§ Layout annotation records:
-- start --

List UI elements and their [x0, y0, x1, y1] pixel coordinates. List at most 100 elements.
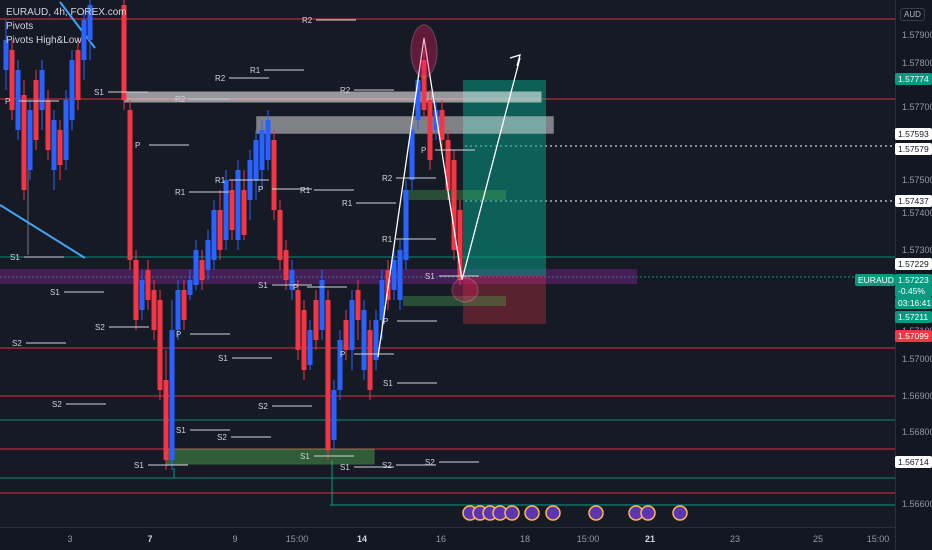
candle-body: [52, 120, 57, 170]
supply-zone: [257, 117, 553, 133]
candle-body: [272, 140, 277, 210]
candle-body: [404, 190, 409, 260]
pivot-label: R2: [382, 174, 393, 183]
candle-body: [70, 60, 75, 120]
pivot-label: S1: [94, 88, 104, 97]
pivot-label: P: [340, 350, 345, 359]
candle-body: [332, 390, 337, 440]
symbol-title[interactable]: EURAUD, 4h, FOREX.com: [6, 6, 127, 20]
pivot-label: R1: [250, 66, 261, 75]
pivot-label: S1: [258, 281, 268, 290]
pivot-label: P: [293, 283, 298, 292]
candle-body: [254, 140, 259, 180]
price-tick: 1.57400: [902, 208, 932, 218]
pivot-label: P: [421, 146, 426, 155]
candle-body: [64, 100, 69, 160]
candle-body: [146, 270, 151, 300]
candle-body: [34, 80, 39, 140]
candle-body: [188, 280, 193, 295]
candle-body: [206, 240, 211, 270]
pivot-label: S1: [425, 272, 435, 281]
price-chart[interactable]: R2 R1 R2 S1 R2 R2 P P P R1 R1 P R1 R2 R1 R1 S1 S1 S1 S1 P S2 P…: [0, 0, 895, 527]
candle-body: [350, 300, 355, 350]
candle-body: [278, 210, 283, 260]
time-tick: 15:00: [867, 534, 890, 544]
candle-body: [182, 290, 187, 320]
pivot-label: S2: [217, 433, 227, 442]
event-icon: [546, 506, 560, 520]
event-icon: [525, 506, 539, 520]
price-label-badge: 1.57437: [895, 195, 932, 207]
candle-body: [46, 100, 51, 150]
pivot-label: S1: [50, 288, 60, 297]
event-icon: [505, 506, 519, 520]
price-label-badge: 1.57774: [895, 73, 932, 85]
indicator-pivots[interactable]: Pivots: [6, 20, 127, 34]
event-icon: [641, 506, 655, 520]
time-tick: 16: [436, 534, 446, 544]
candle-body: [194, 250, 199, 285]
candle-body: [416, 80, 421, 120]
candle-body: [440, 110, 445, 140]
pivot-label: S1: [340, 463, 350, 472]
pivot-label: S1: [218, 354, 228, 363]
event-icon: [673, 506, 687, 520]
time-tick: 15:00: [286, 534, 309, 544]
candle-body: [16, 70, 21, 130]
pivot-label: S1: [10, 253, 20, 262]
chart-legend: EURAUD, 4h, FOREX.com Pivots Pivots High…: [6, 6, 127, 48]
time-tick: 7: [147, 534, 152, 544]
pivot-label: R2: [175, 95, 186, 104]
candle-body: [398, 250, 403, 300]
pivot-label: S2: [382, 461, 392, 470]
candle-body: [344, 320, 349, 350]
price-tick: 1.57900: [902, 30, 932, 40]
event-icon: [589, 506, 603, 520]
time-tick: 15:00: [577, 534, 600, 544]
price-tick: 1.57700: [902, 102, 932, 112]
price-label-badge: 1.56714: [895, 456, 932, 468]
price-tick: 1.56900: [902, 391, 932, 401]
price-label-badge: 1.57593: [895, 128, 932, 140]
pivot-label: S2: [425, 458, 435, 467]
symbol-badge: EURAUD: [855, 274, 895, 286]
price-tick: 1.57000: [902, 354, 932, 364]
price-label-badge: 1.57229: [895, 258, 932, 270]
time-tick: 25: [813, 534, 823, 544]
candle-body: [76, 50, 81, 100]
price-label-badge: 1.57211: [895, 311, 932, 323]
indicator-pivots-high-low[interactable]: Pivots High&Low: [6, 34, 127, 48]
candle-body: [22, 95, 27, 190]
candle-body: [428, 100, 433, 160]
chart-canvas[interactable]: R2 R1 R2 S1 R2 R2 P P P R1 R1 P R1 R2 R1 R1 S1 S1 S1 S1 P S2 P…: [0, 0, 895, 527]
pivot-label: R1: [342, 199, 353, 208]
candle-body: [164, 380, 169, 460]
currency-button[interactable]: AUD: [900, 8, 925, 21]
candle-body: [266, 120, 271, 160]
candle-body: [134, 260, 139, 320]
candle-body: [200, 260, 205, 280]
time-axis[interactable]: 3 7 9 15:00 14 16 18 15:00 21 23 25 15:00: [0, 527, 895, 550]
price-label-badge: 03:16:41: [895, 297, 932, 309]
candle-body: [128, 110, 133, 260]
candle-body: [58, 130, 63, 165]
candle-body: [212, 210, 217, 260]
pivot-label: S2: [95, 323, 105, 332]
pivot-label: S2: [52, 400, 62, 409]
candle-body: [338, 340, 343, 390]
candle-body: [40, 70, 45, 110]
pivot-label: P: [135, 141, 140, 150]
candle-body: [302, 310, 307, 370]
candle-body: [242, 190, 247, 235]
time-tick: 23: [730, 534, 740, 544]
candle-body: [218, 210, 223, 250]
candle-body: [308, 330, 313, 365]
candle-body: [296, 290, 301, 350]
candle-body: [260, 130, 265, 170]
pivot-label: S1: [134, 461, 144, 470]
price-tick: 1.56600: [902, 499, 932, 509]
price-tick: 1.57500: [902, 175, 932, 185]
pivot-label: S2: [12, 339, 22, 348]
candle-body: [230, 190, 235, 230]
price-label-badge: 1.57099: [895, 330, 932, 342]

-- end --

§ Exercise:
Copy the entries above word for word, leaving the pictures out of your copy.

§ Answer to this exercise:
List UI elements and their [x0, y0, x1, y1] pixel coordinates. List at most 100 elements.
candle-body: [52, 120, 57, 170]
supply-zone: [257, 117, 553, 133]
candle-body: [272, 140, 277, 210]
candle-body: [404, 190, 409, 260]
pivot-label: R2: [382, 174, 393, 183]
candle-body: [70, 60, 75, 120]
pivot-label: S1: [94, 88, 104, 97]
pivot-label: P: [340, 350, 345, 359]
candle-body: [332, 390, 337, 440]
symbol-title[interactable]: EURAUD, 4h, FOREX.com: [6, 6, 127, 20]
pivot-label: R1: [250, 66, 261, 75]
pivot-label: S1: [258, 281, 268, 290]
pivot-label: P: [293, 283, 298, 292]
candle-body: [254, 140, 259, 180]
price-tick: 1.57400: [902, 208, 932, 218]
pivot-label: P: [421, 146, 426, 155]
candle-body: [64, 100, 69, 160]
candle-body: [146, 270, 151, 300]
candle-body: [34, 80, 39, 140]
candle-body: [188, 280, 193, 295]
candle-body: [206, 240, 211, 270]
pivot-label: S1: [425, 272, 435, 281]
price-chart[interactable]: R2 R1 R2 S1 R2 R2 P P P R1 R1 P R1 R2 R1 R1 S1 S1 S1 S1 P S2 P…: [0, 0, 895, 527]
candle-body: [350, 300, 355, 350]
candle-body: [278, 210, 283, 260]
time-tick: 15:00: [867, 534, 890, 544]
candle-body: [182, 290, 187, 320]
pivot-label: S2: [217, 433, 227, 442]
event-icon: [546, 506, 560, 520]
event-icon: [525, 506, 539, 520]
price-label-badge: 1.57437: [895, 195, 932, 207]
candle-body: [46, 100, 51, 150]
pivot-label: S1: [50, 288, 60, 297]
event-icon: [505, 506, 519, 520]
price-label-badge: 1.57774: [895, 73, 932, 85]
indicator-pivots[interactable]: Pivots: [6, 20, 127, 34]
event-icon: [641, 506, 655, 520]
time-tick: 16: [436, 534, 446, 544]
candle-body: [194, 250, 199, 285]
candle-body: [416, 80, 421, 120]
candle-body: [440, 110, 445, 140]
pivot-label: S1: [340, 463, 350, 472]
pivot-label: S1: [218, 354, 228, 363]
event-icon: [673, 506, 687, 520]
time-tick: 15:00: [286, 534, 309, 544]
candle-body: [16, 70, 21, 130]
pivot-label: S1: [10, 253, 20, 262]
chart-legend: EURAUD, 4h, FOREX.com Pivots Pivots High…: [6, 6, 127, 48]
time-tick: 7: [147, 534, 152, 544]
pivot-label: R2: [175, 95, 186, 104]
candle-body: [398, 250, 403, 300]
pivot-label: S2: [382, 461, 392, 470]
candle-body: [344, 320, 349, 350]
price-tick: 1.57900: [902, 30, 932, 40]
event-icon: [589, 506, 603, 520]
time-tick: 15:00: [577, 534, 600, 544]
price-tick: 1.57700: [902, 102, 932, 112]
price-label-badge: 1.56714: [895, 456, 932, 468]
price-tick: 1.56900: [902, 391, 932, 401]
price-label-badge: 1.57593: [895, 128, 932, 140]
pivot-label: S2: [425, 458, 435, 467]
symbol-badge: EURAUD: [855, 274, 895, 286]
price-tick: 1.57000: [902, 354, 932, 364]
price-label-badge: 1.57229: [895, 258, 932, 270]
time-tick: 25: [813, 534, 823, 544]
candle-body: [76, 50, 81, 100]
price-label-badge: 1.57211: [895, 311, 932, 323]
indicator-pivots-high-low[interactable]: Pivots High&Low: [6, 34, 127, 48]
candle-body: [22, 95, 27, 190]
candle-body: [428, 100, 433, 160]
chart-canvas[interactable]: R2 R1 R2 S1 R2 R2 P P P R1 R1 P R1 R2 R1 R1 S1 S1 S1 S1 P S2 P…: [0, 0, 895, 527]
pivot-label: R1: [342, 199, 353, 208]
candle-body: [164, 380, 169, 460]
currency-button[interactable]: AUD: [900, 8, 925, 21]
candle-body: [266, 120, 271, 160]
candle-body: [134, 260, 139, 320]
candle-body: [200, 260, 205, 280]
time-axis[interactable]: 3 7 9 15:00 14 16 18 15:00 21 23 25 15:00: [0, 527, 895, 550]
price-label-badge: 03:16:41: [895, 297, 932, 309]
candle-body: [128, 110, 133, 260]
candle-body: [58, 130, 63, 165]
candle-body: [212, 210, 217, 260]
pivot-label: S2: [95, 323, 105, 332]
pivot-label: S2: [52, 400, 62, 409]
candle-body: [338, 340, 343, 390]
candle-body: [40, 70, 45, 110]
pivot-label: P: [135, 141, 140, 150]
candle-body: [302, 310, 307, 370]
candle-body: [242, 190, 247, 235]
time-tick: 23: [730, 534, 740, 544]
candle-body: [218, 210, 223, 250]
candle-body: [308, 330, 313, 365]
candle-body: [296, 290, 301, 350]
candle-body: [260, 130, 265, 170]
pivot-label: S1: [134, 461, 144, 470]
price-tick: 1.56600: [902, 499, 932, 509]
price-tick: 1.57500: [902, 175, 932, 185]
pivot-label: S2: [12, 339, 22, 348]
candle-body: [230, 190, 235, 230]
price-label-badge: 1.57099: [895, 330, 932, 342]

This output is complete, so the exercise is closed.